Written task
Return each entry exactly, with none missing.
>> BEGIN Dataset
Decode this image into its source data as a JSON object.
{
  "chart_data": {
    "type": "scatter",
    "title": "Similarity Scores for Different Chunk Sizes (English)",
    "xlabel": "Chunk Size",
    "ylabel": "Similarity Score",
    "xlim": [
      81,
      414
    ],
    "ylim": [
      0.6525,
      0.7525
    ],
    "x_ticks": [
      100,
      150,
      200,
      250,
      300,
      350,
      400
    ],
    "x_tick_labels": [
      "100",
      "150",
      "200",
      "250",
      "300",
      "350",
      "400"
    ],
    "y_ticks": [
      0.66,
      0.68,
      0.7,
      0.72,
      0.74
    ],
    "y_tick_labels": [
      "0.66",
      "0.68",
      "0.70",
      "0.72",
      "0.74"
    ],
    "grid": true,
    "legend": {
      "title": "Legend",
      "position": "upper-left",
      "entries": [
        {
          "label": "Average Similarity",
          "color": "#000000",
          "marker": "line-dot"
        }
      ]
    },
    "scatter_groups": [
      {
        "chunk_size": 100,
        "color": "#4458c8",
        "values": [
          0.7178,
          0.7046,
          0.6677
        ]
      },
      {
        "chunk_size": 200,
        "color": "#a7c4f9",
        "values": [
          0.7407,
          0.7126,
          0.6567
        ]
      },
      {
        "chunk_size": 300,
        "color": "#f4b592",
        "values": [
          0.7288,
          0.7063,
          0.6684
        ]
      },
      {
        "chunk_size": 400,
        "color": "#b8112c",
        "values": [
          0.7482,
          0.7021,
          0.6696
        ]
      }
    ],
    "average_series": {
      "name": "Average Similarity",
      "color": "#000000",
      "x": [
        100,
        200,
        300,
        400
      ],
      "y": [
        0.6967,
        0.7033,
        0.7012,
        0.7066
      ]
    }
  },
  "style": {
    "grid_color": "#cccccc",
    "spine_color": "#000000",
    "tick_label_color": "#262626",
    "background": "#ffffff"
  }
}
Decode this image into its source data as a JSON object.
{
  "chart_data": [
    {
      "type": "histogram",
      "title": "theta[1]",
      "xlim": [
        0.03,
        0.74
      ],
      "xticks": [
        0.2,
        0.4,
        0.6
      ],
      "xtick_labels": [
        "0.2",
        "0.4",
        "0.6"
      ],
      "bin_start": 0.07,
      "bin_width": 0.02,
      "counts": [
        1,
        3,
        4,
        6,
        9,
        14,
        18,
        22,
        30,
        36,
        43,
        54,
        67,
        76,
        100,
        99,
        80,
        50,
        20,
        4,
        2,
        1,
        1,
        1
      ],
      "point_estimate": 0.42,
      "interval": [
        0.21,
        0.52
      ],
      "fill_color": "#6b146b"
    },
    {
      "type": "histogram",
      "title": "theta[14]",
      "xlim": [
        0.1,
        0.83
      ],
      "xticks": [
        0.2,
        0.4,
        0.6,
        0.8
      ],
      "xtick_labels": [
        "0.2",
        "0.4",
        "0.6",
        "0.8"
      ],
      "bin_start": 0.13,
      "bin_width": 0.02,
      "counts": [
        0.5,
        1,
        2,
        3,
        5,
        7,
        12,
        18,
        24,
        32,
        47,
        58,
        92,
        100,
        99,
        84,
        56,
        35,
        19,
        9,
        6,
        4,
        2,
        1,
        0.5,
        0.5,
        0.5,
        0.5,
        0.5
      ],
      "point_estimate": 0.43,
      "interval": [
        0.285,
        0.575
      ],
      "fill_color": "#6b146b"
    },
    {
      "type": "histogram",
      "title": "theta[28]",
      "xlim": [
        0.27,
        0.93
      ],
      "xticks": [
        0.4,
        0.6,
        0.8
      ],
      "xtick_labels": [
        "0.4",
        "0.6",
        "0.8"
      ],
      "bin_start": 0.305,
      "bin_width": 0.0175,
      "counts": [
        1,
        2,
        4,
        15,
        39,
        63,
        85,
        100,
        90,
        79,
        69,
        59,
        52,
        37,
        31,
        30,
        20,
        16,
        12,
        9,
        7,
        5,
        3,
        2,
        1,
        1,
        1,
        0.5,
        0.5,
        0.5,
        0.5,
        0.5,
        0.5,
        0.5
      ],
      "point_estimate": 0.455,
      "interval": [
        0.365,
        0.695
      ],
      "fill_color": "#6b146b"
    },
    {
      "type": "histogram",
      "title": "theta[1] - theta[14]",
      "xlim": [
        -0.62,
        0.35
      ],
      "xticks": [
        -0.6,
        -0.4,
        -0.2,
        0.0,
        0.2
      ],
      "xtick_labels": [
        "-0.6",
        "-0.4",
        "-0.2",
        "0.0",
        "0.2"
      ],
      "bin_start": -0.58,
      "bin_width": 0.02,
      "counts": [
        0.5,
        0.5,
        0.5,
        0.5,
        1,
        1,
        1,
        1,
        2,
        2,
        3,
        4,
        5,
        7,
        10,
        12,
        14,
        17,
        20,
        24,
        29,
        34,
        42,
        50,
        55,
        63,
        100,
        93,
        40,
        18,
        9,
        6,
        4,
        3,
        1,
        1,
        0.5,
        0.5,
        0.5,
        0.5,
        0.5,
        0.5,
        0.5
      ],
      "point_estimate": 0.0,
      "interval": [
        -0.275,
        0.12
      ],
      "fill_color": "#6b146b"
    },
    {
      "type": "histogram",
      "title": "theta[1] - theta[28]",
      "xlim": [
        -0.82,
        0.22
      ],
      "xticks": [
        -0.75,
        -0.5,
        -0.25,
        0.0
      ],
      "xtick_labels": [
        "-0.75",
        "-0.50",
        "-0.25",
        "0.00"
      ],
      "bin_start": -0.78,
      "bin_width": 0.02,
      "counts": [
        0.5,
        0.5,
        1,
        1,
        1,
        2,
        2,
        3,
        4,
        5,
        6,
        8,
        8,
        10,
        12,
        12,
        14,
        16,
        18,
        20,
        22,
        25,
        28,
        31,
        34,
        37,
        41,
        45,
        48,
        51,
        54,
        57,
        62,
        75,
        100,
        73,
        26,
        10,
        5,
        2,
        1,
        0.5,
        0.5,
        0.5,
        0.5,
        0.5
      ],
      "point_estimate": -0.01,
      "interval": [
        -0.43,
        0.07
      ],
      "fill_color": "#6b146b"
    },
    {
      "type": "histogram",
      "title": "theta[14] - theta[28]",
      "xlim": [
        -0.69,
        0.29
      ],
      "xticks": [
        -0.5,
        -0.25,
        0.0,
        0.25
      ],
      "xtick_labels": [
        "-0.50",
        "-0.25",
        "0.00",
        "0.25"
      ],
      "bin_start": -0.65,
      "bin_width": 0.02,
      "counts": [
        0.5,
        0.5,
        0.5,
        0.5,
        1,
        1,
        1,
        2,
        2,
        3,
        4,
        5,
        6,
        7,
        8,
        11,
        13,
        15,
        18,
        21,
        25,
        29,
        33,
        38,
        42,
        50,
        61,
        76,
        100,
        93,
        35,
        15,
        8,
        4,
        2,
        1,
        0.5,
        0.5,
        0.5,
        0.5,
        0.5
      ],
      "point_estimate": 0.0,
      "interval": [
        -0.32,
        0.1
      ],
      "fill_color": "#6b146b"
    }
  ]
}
>> END Dataset
Exercise result
Decode this image into its source data as a JSON object.
{
  "chart_data": {
    "type": "scatter",
    "title": "Similarity Scores for Different Chunk Sizes (English)",
    "xlabel": "Chunk Size",
    "ylabel": "Similarity Score",
    "xlim": [
      81,
      414
    ],
    "ylim": [
      0.6525,
      0.7525
    ],
    "x_ticks": [
      100,
      150,
      200,
      250,
      300,
      350,
      400
    ],
    "x_tick_labels": [
      "100",
      "150",
      "200",
      "250",
      "300",
      "350",
      "400"
    ],
    "y_ticks": [
      0.66,
      0.68,
      0.7,
      0.72,
      0.74
    ],
    "y_tick_labels": [
      "0.66",
      "0.68",
      "0.70",
      "0.72",
      "0.74"
    ],
    "grid": true,
    "legend": {
      "title": "Legend",
      "position": "upper-left",
      "entries": [
        {
          "label": "Average Similarity",
          "color": "#000000",
          "marker": "line-dot"
        }
      ]
    },
    "scatter_groups": [
      {
        "chunk_size": 100,
        "color": "#4458c8",
        "values": [
          0.7178,
          0.7046,
          0.6677
        ]
      },
      {
        "chunk_size": 200,
        "color": "#a7c4f9",
        "values": [
          0.7407,
          0.7126,
          0.6567
        ]
      },
      {
        "chunk_size": 300,
        "color": "#f4b592",
        "values": [
          0.7288,
          0.7063,
          0.6684
        ]
      },
      {
        "chunk_size": 400,
        "color": "#b8112c",
        "values": [
          0.7482,
          0.7021,
          0.6696
        ]
      }
    ],
    "average_series": {
      "name": "Average Similarity",
      "color": "#000000",
      "x": [
        100,
        200,
        300,
        400
      ],
      "y": [
        0.6967,
        0.7033,
        0.7012,
        0.7066
      ]
    }
  },
  "style": {
    "grid_color": "#cccccc",
    "spine_color": "#000000",
    "tick_label_color": "#262626",
    "background": "#ffffff"
  }
}
Decode this image into its source data as a JSON object.
{
  "chart_data": [
    {
      "type": "histogram",
      "title": "theta[1]",
      "xlim": [
        0.03,
        0.74
      ],
      "xticks": [
        0.2,
        0.4,
        0.6
      ],
      "xtick_labels": [
        "0.2",
        "0.4",
        "0.6"
      ],
      "bin_start": 0.07,
      "bin_width": 0.02,
      "counts": [
        1,
        3,
        4,
        6,
        9,
        14,
        18,
        22,
        30,
        36,
        43,
        54,
        67,
        76,
        100,
        99,
        80,
        50,
        20,
        4,
        2,
        1,
        1,
        1
      ],
      "point_estimate": 0.42,
      "interval": [
        0.21,
        0.52
      ],
      "fill_color": "#6b146b"
    },
    {
      "type": "histogram",
      "title": "theta[14]",
      "xlim": [
        0.1,
        0.83
      ],
      "xticks": [
        0.2,
        0.4,
        0.6,
        0.8
      ],
      "xtick_labels": [
        "0.2",
        "0.4",
        "0.6",
        "0.8"
      ],
      "bin_start": 0.13,
      "bin_width": 0.02,
      "counts": [
        0.5,
        1,
        2,
        3,
        5,
        7,
        12,
        18,
        24,
        32,
        47,
        58,
        92,
        100,
        99,
        84,
        56,
        35,
        19,
        9,
        6,
        4,
        2,
        1,
        0.5,
        0.5,
        0.5,
        0.5,
        0.5
      ],
      "point_estimate": 0.43,
      "interval": [
        0.285,
        0.575
      ],
      "fill_color": "#6b146b"
    },
    {
      "type": "histogram",
      "title": "theta[28]",
      "xlim": [
        0.27,
        0.93
      ],
      "xticks": [
        0.4,
        0.6,
        0.8
      ],
      "xtick_labels": [
        "0.4",
        "0.6",
        "0.8"
      ],
      "bin_start": 0.305,
      "bin_width": 0.0175,
      "counts": [
        1,
        2,
        4,
        15,
        39,
        63,
        85,
        100,
        90,
        79,
        69,
        59,
        52,
        37,
        31,
        30,
        20,
        16,
        12,
        9,
        7,
        5,
        3,
        2,
        1,
        1,
        1,
        0.5,
        0.5,
        0.5,
        0.5,
        0.5,
        0.5,
        0.5
      ],
      "point_estimate": 0.455,
      "interval": [
        0.365,
        0.695
      ],
      "fill_color": "#6b146b"
    },
    {
      "type": "histogram",
      "title": "theta[1] - theta[14]",
      "xlim": [
        -0.62,
        0.35
      ],
      "xticks": [
        -0.6,
        -0.4,
        -0.2,
        0.0,
        0.2
      ],
      "xtick_labels": [
        "-0.6",
        "-0.4",
        "-0.2",
        "0.0",
        "0.2"
      ],
      "bin_start": -0.58,
      "bin_width": 0.02,
      "counts": [
        0.5,
        0.5,
        0.5,
        0.5,
        1,
        1,
        1,
        1,
        2,
        2,
        3,
        4,
        5,
        7,
        10,
        12,
        14,
        17,
        20,
        24,
        29,
        34,
        42,
        50,
        55,
        63,
        100,
        93,
        40,
        18,
        9,
        6,
        4,
        3,
        1,
        1,
        0.5,
        0.5,
        0.5,
        0.5,
        0.5,
        0.5,
        0.5
      ],
      "point_estimate": 0.0,
      "interval": [
        -0.275,
        0.12
      ],
      "fill_color": "#6b146b"
    },
    {
      "type": "histogram",
      "title": "theta[1] - theta[28]",
      "xlim": [
        -0.82,
        0.22
      ],
      "xticks": [
        -0.75,
        -0.5,
        -0.25,
        0.0
      ],
      "xtick_labels": [
        "-0.75",
        "-0.50",
        "-0.25",
        "0.00"
      ],
      "bin_start": -0.78,
      "bin_width": 0.02,
      "counts": [
        0.5,
        0.5,
        1,
        1,
        1,
        2,
        2,
        3,
        4,
        5,
        6,
        8,
        8,
        10,
        12,
        12,
        14,
        16,
        18,
        20,
        22,
        25,
        28,
        31,
        34,
        37,
        41,
        45,
        48,
        51,
        54,
        57,
        62,
        75,
        100,
        73,
        26,
        10,
        5,
        2,
        1,
        0.5,
        0.5,
        0.5,
        0.5,
        0.5
      ],
      "point_estimate": -0.01,
      "interval": [
        -0.43,
        0.07
      ],
      "fill_color": "#6b146b"
    },
    {
      "type": "histogram",
      "title": "theta[14] - theta[28]",
      "xlim": [
        -0.69,
        0.29
      ],
      "xticks": [
        -0.5,
        -0.25,
        0.0,
        0.25
      ],
      "xtick_labels": [
        "-0.50",
        "-0.25",
        "0.00",
        "0.25"
      ],
      "bin_start": -0.65,
      "bin_width": 0.02,
      "counts": [
        0.5,
        0.5,
        0.5,
        0.5,
        1,
        1,
        1,
        2,
        2,
        3,
        4,
        5,
        6,
        7,
        8,
        11,
        13,
        15,
        18,
        21,
        25,
        29,
        33,
        38,
        42,
        50,
        61,
        76,
        100,
        93,
        35,
        15,
        8,
        4,
        2,
        1,
        0.5,
        0.5,
        0.5,
        0.5,
        0.5
      ],
      "point_estimate": 0.0,
      "interval": [
        -0.32,
        0.1
      ],
      "fill_color": "#6b146b"
    }
  ]
}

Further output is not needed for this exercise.